EXCERPT:
◆ ◆ ◆ ◆ ◆

Hi Jack,

> So, your 1GB input size means roughly 716 thousand rows of data and 128GB 
> means roughly 92 million rows, correct?

Yes, that's correct.

> Are your gets and searches returning single rows, or a significant number of 
> rows?

Like I mentioned in my first email, get always returns a single row, and search 
returns variable number of rows. The number of rows returned varies from 1-4000.

> -- Jack Krupansky
> 
>> On Thu, Jan 14, 2016 at 4:43 PM, Anurag Khandelwal <anur...@berkeley.edu> 
>> wrote:
>> To clarify: Input size is the size of the dataset as a CSV file, before 
>> loading it into Cassandra; for each input size, the number of columns is 
>> fixed but the number of rows is different. By 1.5KB record, I meant that 
>> each row, when represented as a CSV entry, occupies 1500 bytes. I've used 
>> the terms "row" and "record" interchangeably, which might have been the 
>> source of some confusion.

◆ ◆ ◆ ◆ ◆

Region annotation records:
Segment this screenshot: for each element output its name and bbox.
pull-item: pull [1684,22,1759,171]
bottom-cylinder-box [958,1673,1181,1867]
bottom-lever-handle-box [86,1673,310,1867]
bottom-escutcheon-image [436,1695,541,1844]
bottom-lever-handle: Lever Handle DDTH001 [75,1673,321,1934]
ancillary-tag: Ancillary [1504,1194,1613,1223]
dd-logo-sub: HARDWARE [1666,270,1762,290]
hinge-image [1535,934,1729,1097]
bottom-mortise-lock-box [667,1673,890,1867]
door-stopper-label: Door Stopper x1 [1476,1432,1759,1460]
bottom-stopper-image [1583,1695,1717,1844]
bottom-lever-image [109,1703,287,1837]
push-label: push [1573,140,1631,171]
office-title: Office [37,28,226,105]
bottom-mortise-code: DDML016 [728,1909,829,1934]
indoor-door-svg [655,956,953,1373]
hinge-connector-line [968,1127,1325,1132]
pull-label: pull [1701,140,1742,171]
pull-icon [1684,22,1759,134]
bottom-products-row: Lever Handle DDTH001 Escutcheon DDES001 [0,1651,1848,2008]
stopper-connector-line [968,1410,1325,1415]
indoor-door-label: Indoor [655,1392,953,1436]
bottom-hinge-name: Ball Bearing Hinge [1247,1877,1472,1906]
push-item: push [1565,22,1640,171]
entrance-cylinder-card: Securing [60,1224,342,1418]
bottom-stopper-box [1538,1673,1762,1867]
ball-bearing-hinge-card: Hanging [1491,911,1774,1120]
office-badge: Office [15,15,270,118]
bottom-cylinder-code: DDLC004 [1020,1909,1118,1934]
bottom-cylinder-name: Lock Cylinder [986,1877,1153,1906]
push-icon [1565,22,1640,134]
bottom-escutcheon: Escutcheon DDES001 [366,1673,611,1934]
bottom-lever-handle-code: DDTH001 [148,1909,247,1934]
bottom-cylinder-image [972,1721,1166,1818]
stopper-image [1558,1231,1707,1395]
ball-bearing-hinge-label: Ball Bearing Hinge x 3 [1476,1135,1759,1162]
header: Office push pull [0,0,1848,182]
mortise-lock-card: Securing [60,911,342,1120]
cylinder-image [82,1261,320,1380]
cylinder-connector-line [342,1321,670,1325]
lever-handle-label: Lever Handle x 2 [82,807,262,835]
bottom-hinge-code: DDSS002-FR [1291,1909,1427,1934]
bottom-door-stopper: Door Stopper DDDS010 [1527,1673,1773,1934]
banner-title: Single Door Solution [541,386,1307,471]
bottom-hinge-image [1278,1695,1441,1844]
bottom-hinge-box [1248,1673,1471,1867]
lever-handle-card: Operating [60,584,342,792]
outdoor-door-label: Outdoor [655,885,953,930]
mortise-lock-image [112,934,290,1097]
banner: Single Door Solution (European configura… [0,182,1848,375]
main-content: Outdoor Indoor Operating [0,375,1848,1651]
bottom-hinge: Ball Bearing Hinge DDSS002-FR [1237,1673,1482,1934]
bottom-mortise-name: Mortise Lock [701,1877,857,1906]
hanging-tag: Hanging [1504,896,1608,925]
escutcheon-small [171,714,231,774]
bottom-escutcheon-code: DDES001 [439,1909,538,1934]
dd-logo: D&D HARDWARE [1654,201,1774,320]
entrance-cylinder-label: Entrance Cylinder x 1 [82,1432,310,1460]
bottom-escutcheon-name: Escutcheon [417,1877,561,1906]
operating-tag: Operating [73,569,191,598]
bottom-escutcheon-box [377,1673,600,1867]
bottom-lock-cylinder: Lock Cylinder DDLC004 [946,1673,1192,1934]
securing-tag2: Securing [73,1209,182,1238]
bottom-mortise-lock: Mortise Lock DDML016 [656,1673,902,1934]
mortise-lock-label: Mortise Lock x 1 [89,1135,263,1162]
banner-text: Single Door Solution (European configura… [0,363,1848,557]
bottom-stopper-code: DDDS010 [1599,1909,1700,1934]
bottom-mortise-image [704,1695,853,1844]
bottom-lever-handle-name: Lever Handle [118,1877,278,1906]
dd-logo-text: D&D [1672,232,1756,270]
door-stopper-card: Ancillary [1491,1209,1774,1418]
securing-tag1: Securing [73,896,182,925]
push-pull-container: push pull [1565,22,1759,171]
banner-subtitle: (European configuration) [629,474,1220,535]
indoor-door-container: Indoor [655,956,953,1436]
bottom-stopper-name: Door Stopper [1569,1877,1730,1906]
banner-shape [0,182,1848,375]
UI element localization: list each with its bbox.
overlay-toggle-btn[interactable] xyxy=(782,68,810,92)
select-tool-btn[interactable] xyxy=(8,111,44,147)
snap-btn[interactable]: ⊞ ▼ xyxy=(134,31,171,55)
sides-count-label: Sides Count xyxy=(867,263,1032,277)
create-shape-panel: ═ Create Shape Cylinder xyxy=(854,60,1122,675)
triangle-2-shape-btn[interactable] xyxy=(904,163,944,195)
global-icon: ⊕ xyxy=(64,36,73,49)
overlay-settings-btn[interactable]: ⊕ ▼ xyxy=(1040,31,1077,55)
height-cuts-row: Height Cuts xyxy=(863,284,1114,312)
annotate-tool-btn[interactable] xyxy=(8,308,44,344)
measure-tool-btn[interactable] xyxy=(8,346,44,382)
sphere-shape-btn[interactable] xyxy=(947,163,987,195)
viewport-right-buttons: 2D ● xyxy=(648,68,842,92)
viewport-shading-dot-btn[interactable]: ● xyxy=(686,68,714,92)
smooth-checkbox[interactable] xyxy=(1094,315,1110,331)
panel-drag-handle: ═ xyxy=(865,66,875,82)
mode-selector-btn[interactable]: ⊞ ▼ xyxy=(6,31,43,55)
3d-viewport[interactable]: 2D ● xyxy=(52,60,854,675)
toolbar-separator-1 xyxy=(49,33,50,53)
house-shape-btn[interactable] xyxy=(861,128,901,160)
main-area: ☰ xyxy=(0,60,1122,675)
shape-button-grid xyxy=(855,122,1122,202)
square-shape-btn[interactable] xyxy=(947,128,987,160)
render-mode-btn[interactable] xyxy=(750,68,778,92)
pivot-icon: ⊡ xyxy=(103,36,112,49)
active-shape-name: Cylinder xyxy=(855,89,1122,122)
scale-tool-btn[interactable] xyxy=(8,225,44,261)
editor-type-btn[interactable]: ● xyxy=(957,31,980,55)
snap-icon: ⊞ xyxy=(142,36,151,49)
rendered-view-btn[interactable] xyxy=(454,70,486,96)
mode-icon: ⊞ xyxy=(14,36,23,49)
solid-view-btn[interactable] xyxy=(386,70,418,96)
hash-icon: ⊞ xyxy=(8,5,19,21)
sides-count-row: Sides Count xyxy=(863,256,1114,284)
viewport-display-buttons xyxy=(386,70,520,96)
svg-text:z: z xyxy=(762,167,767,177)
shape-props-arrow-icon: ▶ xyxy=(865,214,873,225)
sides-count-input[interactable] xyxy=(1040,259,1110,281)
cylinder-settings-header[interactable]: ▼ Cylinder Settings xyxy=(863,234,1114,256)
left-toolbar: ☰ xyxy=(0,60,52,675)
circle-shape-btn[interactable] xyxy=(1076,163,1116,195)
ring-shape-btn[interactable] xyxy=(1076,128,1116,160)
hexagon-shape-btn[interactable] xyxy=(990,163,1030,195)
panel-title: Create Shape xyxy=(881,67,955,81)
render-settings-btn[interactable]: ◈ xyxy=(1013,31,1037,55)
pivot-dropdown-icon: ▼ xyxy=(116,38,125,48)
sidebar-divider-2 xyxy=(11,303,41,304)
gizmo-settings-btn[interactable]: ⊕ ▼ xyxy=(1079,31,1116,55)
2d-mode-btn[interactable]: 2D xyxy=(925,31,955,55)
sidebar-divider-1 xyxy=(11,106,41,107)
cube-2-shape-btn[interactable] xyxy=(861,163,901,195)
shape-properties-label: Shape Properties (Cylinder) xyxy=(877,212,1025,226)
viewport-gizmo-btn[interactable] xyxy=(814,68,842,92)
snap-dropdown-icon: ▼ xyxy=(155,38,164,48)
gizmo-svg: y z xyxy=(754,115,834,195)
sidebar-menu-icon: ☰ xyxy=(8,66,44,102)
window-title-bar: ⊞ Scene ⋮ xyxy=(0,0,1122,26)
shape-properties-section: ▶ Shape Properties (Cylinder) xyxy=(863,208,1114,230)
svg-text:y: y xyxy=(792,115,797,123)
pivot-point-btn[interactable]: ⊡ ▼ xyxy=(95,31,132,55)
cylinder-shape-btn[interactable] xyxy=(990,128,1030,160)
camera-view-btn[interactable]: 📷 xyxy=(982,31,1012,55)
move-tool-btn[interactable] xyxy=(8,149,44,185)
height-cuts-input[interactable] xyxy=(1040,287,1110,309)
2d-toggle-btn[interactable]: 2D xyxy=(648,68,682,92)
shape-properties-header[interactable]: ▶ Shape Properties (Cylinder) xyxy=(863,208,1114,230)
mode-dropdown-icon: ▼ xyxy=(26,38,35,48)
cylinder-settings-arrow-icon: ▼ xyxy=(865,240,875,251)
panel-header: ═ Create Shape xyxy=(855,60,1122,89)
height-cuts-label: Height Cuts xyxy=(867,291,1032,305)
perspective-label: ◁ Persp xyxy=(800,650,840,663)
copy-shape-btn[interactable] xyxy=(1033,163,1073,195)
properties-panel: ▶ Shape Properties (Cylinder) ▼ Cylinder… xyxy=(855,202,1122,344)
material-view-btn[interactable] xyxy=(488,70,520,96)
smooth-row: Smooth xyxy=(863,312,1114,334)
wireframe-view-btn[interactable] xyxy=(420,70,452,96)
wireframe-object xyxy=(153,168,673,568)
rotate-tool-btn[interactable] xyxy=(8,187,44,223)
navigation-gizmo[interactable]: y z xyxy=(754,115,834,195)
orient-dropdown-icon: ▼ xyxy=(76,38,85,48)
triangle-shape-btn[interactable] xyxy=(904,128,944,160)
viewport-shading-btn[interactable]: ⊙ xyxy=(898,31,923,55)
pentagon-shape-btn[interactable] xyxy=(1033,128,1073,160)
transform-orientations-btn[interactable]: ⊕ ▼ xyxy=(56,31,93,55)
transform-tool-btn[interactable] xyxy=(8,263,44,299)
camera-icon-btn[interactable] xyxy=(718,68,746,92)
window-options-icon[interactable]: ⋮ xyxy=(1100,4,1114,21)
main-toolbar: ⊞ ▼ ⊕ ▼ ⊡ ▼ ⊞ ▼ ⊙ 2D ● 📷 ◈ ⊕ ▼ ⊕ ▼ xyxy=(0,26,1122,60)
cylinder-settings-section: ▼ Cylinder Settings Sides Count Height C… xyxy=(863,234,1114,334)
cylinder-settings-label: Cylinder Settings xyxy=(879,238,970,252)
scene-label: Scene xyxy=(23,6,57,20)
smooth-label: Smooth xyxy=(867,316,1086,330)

◆ ◆ ◆ ◆ ◆

SET EXERCISE 1:
In the Cassandra email thread, how many rows can a search return?
SET EXERCISE 2:
Retype the records from their first line through the line that contains "outdoor-door-label: Outdoor [655,885,953,930]", including both of those lines.

FULL SOLUTION 1:
Between 1 and 4000 rows.

FULL SOLUTION 2:
Segment this screenshot: for each element output its name and bbox.
pull-item: pull [1684,22,1759,171]
bottom-cylinder-box [958,1673,1181,1867]
bottom-lever-handle-box [86,1673,310,1867]
bottom-escutcheon-image [436,1695,541,1844]
bottom-lever-handle: Lever Handle DDTH001 [75,1673,321,1934]
ancillary-tag: Ancillary [1504,1194,1613,1223]
dd-logo-sub: HARDWARE [1666,270,1762,290]
hinge-image [1535,934,1729,1097]
bottom-mortise-lock-box [667,1673,890,1867]
door-stopper-label: Door Stopper x1 [1476,1432,1759,1460]
bottom-stopper-image [1583,1695,1717,1844]
bottom-lever-image [109,1703,287,1837]
push-label: push [1573,140,1631,171]
office-title: Office [37,28,226,105]
bottom-mortise-code: DDML016 [728,1909,829,1934]
indoor-door-svg [655,956,953,1373]
hinge-connector-line [968,1127,1325,1132]
pull-label: pull [1701,140,1742,171]
pull-icon [1684,22,1759,134]
bottom-products-row: Lever Handle DDTH001 Escutcheon DDES001 [0,1651,1848,2008]
stopper-connector-line [968,1410,1325,1415]
indoor-door-label: Indoor [655,1392,953,1436]
bottom-hinge-name: Ball Bearing Hinge [1247,1877,1472,1906]
push-item: push [1565,22,1640,171]
entrance-cylinder-card: Securing [60,1224,342,1418]
bottom-stopper-box [1538,1673,1762,1867]
ball-bearing-hinge-card: Hanging [1491,911,1774,1120]
office-badge: Office [15,15,270,118]
bottom-cylinder-code: DDLC004 [1020,1909,1118,1934]
bottom-cylinder-name: Lock Cylinder [986,1877,1153,1906]
push-icon [1565,22,1640,134]
bottom-escutcheon: Escutcheon DDES001 [366,1673,611,1934]
bottom-lever-handle-code: DDTH001 [148,1909,247,1934]
bottom-cylinder-image [972,1721,1166,1818]
stopper-image [1558,1231,1707,1395]
ball-bearing-hinge-label: Ball Bearing Hinge x 3 [1476,1135,1759,1162]
header: Office push pull [0,0,1848,182]
mortise-lock-card: Securing [60,911,342,1120]
cylinder-image [82,1261,320,1380]
cylinder-connector-line [342,1321,670,1325]
lever-handle-label: Lever Handle x 2 [82,807,262,835]
bottom-hinge-code: DDSS002-FR [1291,1909,1427,1934]
bottom-door-stopper: Door Stopper DDDS010 [1527,1673,1773,1934]
banner-title: Single Door Solution [541,386,1307,471]
bottom-hinge-image [1278,1695,1441,1844]
bottom-hinge-box [1248,1673,1471,1867]
lever-handle-card: Operating [60,584,342,792]
outdoor-door-label: Outdoor [655,885,953,930]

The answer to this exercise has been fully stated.